TASK PROMPT - All entries are to be given again verbatim.

DATA SECTION -

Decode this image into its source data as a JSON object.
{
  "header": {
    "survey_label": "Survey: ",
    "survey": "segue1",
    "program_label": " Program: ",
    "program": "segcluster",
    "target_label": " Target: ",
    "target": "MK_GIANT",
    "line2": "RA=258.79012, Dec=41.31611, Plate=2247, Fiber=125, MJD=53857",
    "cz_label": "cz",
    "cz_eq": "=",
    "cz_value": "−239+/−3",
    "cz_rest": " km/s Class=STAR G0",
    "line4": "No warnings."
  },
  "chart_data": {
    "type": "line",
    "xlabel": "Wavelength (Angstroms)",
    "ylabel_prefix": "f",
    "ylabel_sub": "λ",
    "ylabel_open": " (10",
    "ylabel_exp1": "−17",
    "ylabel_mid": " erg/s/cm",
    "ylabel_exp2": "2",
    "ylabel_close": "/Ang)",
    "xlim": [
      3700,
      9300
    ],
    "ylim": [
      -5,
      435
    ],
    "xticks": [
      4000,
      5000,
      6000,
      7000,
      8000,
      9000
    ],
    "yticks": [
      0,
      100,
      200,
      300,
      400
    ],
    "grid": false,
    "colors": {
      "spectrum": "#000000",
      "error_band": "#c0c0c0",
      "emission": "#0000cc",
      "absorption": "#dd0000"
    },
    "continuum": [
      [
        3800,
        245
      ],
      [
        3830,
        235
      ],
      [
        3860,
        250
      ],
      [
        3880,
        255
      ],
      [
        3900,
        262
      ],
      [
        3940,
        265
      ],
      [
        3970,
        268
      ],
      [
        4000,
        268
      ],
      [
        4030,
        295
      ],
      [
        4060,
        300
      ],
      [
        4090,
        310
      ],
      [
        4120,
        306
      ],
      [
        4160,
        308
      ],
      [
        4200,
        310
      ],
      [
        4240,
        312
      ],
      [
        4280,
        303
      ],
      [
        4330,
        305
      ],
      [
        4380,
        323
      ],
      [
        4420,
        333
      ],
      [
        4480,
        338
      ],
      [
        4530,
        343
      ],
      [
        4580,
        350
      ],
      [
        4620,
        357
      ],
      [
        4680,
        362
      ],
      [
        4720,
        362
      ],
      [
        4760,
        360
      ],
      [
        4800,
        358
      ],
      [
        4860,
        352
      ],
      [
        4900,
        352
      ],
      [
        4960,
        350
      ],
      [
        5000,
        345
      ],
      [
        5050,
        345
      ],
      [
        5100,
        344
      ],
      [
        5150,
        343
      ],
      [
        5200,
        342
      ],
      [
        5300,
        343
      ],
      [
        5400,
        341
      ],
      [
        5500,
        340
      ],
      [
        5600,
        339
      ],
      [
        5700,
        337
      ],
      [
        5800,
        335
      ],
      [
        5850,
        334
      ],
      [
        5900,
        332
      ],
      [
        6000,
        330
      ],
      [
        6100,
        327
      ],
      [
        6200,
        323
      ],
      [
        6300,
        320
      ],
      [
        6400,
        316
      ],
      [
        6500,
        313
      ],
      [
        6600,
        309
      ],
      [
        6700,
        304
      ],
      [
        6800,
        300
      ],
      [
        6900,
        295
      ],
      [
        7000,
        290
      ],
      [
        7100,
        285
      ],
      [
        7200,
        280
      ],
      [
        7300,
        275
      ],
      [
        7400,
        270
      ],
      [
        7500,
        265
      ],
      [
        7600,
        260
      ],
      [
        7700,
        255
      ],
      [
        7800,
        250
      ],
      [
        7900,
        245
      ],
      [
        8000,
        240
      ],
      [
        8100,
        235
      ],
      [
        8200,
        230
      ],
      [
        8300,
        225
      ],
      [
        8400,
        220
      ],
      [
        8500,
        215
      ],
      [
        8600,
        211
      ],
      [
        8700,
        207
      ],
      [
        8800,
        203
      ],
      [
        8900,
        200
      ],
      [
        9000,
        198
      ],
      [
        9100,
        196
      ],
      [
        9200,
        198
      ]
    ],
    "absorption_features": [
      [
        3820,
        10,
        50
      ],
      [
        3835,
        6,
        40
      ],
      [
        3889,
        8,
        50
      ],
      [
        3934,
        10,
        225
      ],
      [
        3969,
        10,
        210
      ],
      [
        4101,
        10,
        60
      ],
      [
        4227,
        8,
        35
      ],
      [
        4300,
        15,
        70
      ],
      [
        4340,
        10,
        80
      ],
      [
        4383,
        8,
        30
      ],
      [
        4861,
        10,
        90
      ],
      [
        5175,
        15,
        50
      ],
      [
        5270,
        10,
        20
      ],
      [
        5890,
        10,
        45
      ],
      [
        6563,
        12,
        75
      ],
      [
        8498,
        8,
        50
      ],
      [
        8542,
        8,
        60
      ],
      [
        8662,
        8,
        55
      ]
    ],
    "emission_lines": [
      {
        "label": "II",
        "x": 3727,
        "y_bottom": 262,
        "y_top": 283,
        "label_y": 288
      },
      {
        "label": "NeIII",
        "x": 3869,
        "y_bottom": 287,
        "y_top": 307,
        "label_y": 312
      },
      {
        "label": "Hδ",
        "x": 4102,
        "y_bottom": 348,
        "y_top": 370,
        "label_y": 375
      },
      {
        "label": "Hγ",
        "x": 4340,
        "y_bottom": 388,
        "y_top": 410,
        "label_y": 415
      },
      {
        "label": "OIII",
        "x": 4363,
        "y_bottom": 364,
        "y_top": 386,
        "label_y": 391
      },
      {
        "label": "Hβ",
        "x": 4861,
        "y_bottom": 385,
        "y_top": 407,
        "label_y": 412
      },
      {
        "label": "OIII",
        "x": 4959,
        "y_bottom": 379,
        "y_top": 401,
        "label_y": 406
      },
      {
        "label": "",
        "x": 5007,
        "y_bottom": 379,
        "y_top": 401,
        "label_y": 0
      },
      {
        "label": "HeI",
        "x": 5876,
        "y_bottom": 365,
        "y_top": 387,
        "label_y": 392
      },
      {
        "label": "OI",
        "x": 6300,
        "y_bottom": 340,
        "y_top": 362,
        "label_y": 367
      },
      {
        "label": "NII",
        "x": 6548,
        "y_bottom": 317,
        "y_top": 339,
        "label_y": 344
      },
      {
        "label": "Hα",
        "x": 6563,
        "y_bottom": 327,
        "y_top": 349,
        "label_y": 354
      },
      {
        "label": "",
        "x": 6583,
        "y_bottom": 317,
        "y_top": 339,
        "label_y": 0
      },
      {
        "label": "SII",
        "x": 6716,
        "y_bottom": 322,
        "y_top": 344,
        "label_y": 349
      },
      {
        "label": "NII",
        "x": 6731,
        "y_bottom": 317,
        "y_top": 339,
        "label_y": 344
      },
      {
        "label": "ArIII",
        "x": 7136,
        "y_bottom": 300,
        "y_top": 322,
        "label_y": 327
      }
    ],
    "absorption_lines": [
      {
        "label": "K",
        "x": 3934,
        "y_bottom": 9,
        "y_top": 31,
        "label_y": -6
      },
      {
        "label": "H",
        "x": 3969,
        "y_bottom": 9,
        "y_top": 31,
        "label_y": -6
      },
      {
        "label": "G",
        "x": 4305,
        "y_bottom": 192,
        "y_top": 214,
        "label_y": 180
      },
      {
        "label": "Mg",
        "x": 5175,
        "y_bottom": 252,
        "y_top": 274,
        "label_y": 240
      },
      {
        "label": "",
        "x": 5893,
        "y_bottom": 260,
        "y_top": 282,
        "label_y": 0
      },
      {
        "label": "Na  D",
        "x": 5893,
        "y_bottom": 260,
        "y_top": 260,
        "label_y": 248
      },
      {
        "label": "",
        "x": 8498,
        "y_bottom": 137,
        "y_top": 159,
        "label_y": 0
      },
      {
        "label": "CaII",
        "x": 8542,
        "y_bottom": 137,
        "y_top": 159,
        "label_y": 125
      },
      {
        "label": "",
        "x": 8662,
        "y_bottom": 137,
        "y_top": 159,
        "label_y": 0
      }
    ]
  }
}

OUTPUT BELOW -
Decode this image into its source data as a JSON object.
{
  "header": {
    "survey_label": "Survey: ",
    "survey": "segue1",
    "program_label": " Program: ",
    "program": "segcluster",
    "target_label": " Target: ",
    "target": "MK_GIANT",
    "line2": "RA=258.79012, Dec=41.31611, Plate=2247, Fiber=125, MJD=53857",
    "cz_label": "cz",
    "cz_eq": "=",
    "cz_value": "−239+/−3",
    "cz_rest": " km/s Class=STAR G0",
    "line4": "No warnings."
  },
  "chart_data": {
    "type": "line",
    "xlabel": "Wavelength (Angstroms)",
    "ylabel_prefix": "f",
    "ylabel_sub": "λ",
    "ylabel_open": " (10",
    "ylabel_exp1": "−17",
    "ylabel_mid": " erg/s/cm",
    "ylabel_exp2": "2",
    "ylabel_close": "/Ang)",
    "xlim": [
      3700,
      9300
    ],
    "ylim": [
      -5,
      435
    ],
    "xticks": [
      4000,
      5000,
      6000,
      7000,
      8000,
      9000
    ],
    "yticks": [
      0,
      100,
      200,
      300,
      400
    ],
    "grid": false,
    "colors": {
      "spectrum": "#000000",
      "error_band": "#c0c0c0",
      "emission": "#0000cc",
      "absorption": "#dd0000"
    },
    "continuum": [
      [
        3800,
        245
      ],
      [
        3830,
        235
      ],
      [
        3860,
        250
      ],
      [
        3880,
        255
      ],
      [
        3900,
        262
      ],
      [
        3940,
        265
      ],
      [
        3970,
        268
      ],
      [
        4000,
        268
      ],
      [
        4030,
        295
      ],
      [
        4060,
        300
      ],
      [
        4090,
        310
      ],
      [
        4120,
        306
      ],
      [
        4160,
        308
      ],
      [
        4200,
        310
      ],
      [
        4240,
        312
      ],
      [
        4280,
        303
      ],
      [
        4330,
        305
      ],
      [
        4380,
        323
      ],
      [
        4420,
        333
      ],
      [
        4480,
        338
      ],
      [
        4530,
        343
      ],
      [
        4580,
        350
      ],
      [
        4620,
        357
      ],
      [
        4680,
        362
      ],
      [
        4720,
        362
      ],
      [
        4760,
        360
      ],
      [
        4800,
        358
      ],
      [
        4860,
        352
      ],
      [
        4900,
        352
      ],
      [
        4960,
        350
      ],
      [
        5000,
        345
      ],
      [
        5050,
        345
      ],
      [
        5100,
        344
      ],
      [
        5150,
        343
      ],
      [
        5200,
        342
      ],
      [
        5300,
        343
      ],
      [
        5400,
        341
      ],
      [
        5500,
        340
      ],
      [
        5600,
        339
      ],
      [
        5700,
        337
      ],
      [
        5800,
        335
      ],
      [
        5850,
        334
      ],
      [
        5900,
        332
      ],
      [
        6000,
        330
      ],
      [
        6100,
        327
      ],
      [
        6200,
        323
      ],
      [
        6300,
        320
      ],
      [
        6400,
        316
      ],
      [
        6500,
        313
      ],
      [
        6600,
        309
      ],
      [
        6700,
        304
      ],
      [
        6800,
        300
      ],
      [
        6900,
        295
      ],
      [
        7000,
        290
      ],
      [
        7100,
        285
      ],
      [
        7200,
        280
      ],
      [
        7300,
        275
      ],
      [
        7400,
        270
      ],
      [
        7500,
        265
      ],
      [
        7600,
        260
      ],
      [
        7700,
        255
      ],
      [
        7800,
        250
      ],
      [
        7900,
        245
      ],
      [
        8000,
        240
      ],
      [
        8100,
        235
      ],
      [
        8200,
        230
      ],
      [
        8300,
        225
      ],
      [
        8400,
        220
      ],
      [
        8500,
        215
      ],
      [
        8600,
        211
      ],
      [
        8700,
        207
      ],
      [
        8800,
        203
      ],
      [
        8900,
        200
      ],
      [
        9000,
        198
      ],
      [
        9100,
        196
      ],
      [
        9200,
        198
      ]
    ],
    "absorption_features": [
      [
        3820,
        10,
        50
      ],
      [
        3835,
        6,
        40
      ],
      [
        3889,
        8,
        50
      ],
      [
        3934,
        10,
        225
      ],
      [
        3969,
        10,
        210
      ],
      [
        4101,
        10,
        60
      ],
      [
        4227,
        8,
        35
      ],
      [
        4300,
        15,
        70
      ],
      [
        4340,
        10,
        80
      ],
      [
        4383,
        8,
        30
      ],
      [
        4861,
        10,
        90
      ],
      [
        5175,
        15,
        50
      ],
      [
        5270,
        10,
        20
      ],
      [
        5890,
        10,
        45
      ],
      [
        6563,
        12,
        75
      ],
      [
        8498,
        8,
        50
      ],
      [
        8542,
        8,
        60
      ],
      [
        8662,
        8,
        55
      ]
    ],
    "emission_lines": [
      {
        "label": "II",
        "x": 3727,
        "y_bottom": 262,
        "y_top": 283,
        "label_y": 288
      },
      {
        "label": "NeIII",
        "x": 3869,
        "y_bottom": 287,
        "y_top": 307,
        "label_y": 312
      },
      {
        "label": "Hδ",
        "x": 4102,
        "y_bottom": 348,
        "y_top": 370,
        "label_y": 375
      },
      {
        "label": "Hγ",
        "x": 4340,
        "y_bottom": 388,
        "y_top": 410,
        "label_y": 415
      },
      {
        "label": "OIII",
        "x": 4363,
        "y_bottom": 364,
        "y_top": 386,
        "label_y": 391
      },
      {
        "label": "Hβ",
        "x": 4861,
        "y_bottom": 385,
        "y_top": 407,
        "label_y": 412
      },
      {
        "label": "OIII",
        "x": 4959,
        "y_bottom": 379,
        "y_top": 401,
        "label_y": 406
      },
      {
        "label": "",
        "x": 5007,
        "y_bottom": 379,
        "y_top": 401,
        "label_y": 0
      },
      {
        "label": "HeI",
        "x": 5876,
        "y_bottom": 365,
        "y_top": 387,
        "label_y": 392
      },
      {
        "label": "OI",
        "x": 6300,
        "y_bottom": 340,
        "y_top": 362,
        "label_y": 367
      },
      {
        "label": "NII",
        "x": 6548,
        "y_bottom": 317,
        "y_top": 339,
        "label_y": 344
      },
      {
        "label": "Hα",
        "x": 6563,
        "y_bottom": 327,
        "y_top": 349,
        "label_y": 354
      },
      {
        "label": "",
        "x": 6583,
        "y_bottom": 317,
        "y_top": 339,
        "label_y": 0
      },
      {
        "label": "SII",
        "x": 6716,
        "y_bottom": 322,
        "y_top": 344,
        "label_y": 349
      },
      {
        "label": "NII",
        "x": 6731,
        "y_bottom": 317,
        "y_top": 339,
        "label_y": 344
      },
      {
        "label": "ArIII",
        "x": 7136,
        "y_bottom": 300,
        "y_top": 322,
        "label_y": 327
      }
    ],
    "absorption_lines": [
      {
        "label": "K",
        "x": 3934,
        "y_bottom": 9,
        "y_top": 31,
        "label_y": -6
      },
      {
        "label": "H",
        "x": 3969,
        "y_bottom": 9,
        "y_top": 31,
        "label_y": -6
      },
      {
        "label": "G",
        "x": 4305,
        "y_bottom": 192,
        "y_top": 214,
        "label_y": 180
      },
      {
        "label": "Mg",
        "x": 5175,
        "y_bottom": 252,
        "y_top": 274,
        "label_y": 240
      },
      {
        "label": "",
        "x": 5893,
        "y_bottom": 260,
        "y_top": 282,
        "label_y": 0
      },
      {
        "label": "Na  D",
        "x": 5893,
        "y_bottom": 260,
        "y_top": 260,
        "label_y": 248
      },
      {
        "label": "",
        "x": 8498,
        "y_bottom": 137,
        "y_top": 159,
        "label_y": 0
      },
      {
        "label": "CaII",
        "x": 8542,
        "y_bottom": 137,
        "y_top": 159,
        "label_y": 125
      },
      {
        "label": "",
        "x": 8662,
        "y_bottom": 137,
        "y_top": 159,
        "label_y": 0
      }
    ]
  }
}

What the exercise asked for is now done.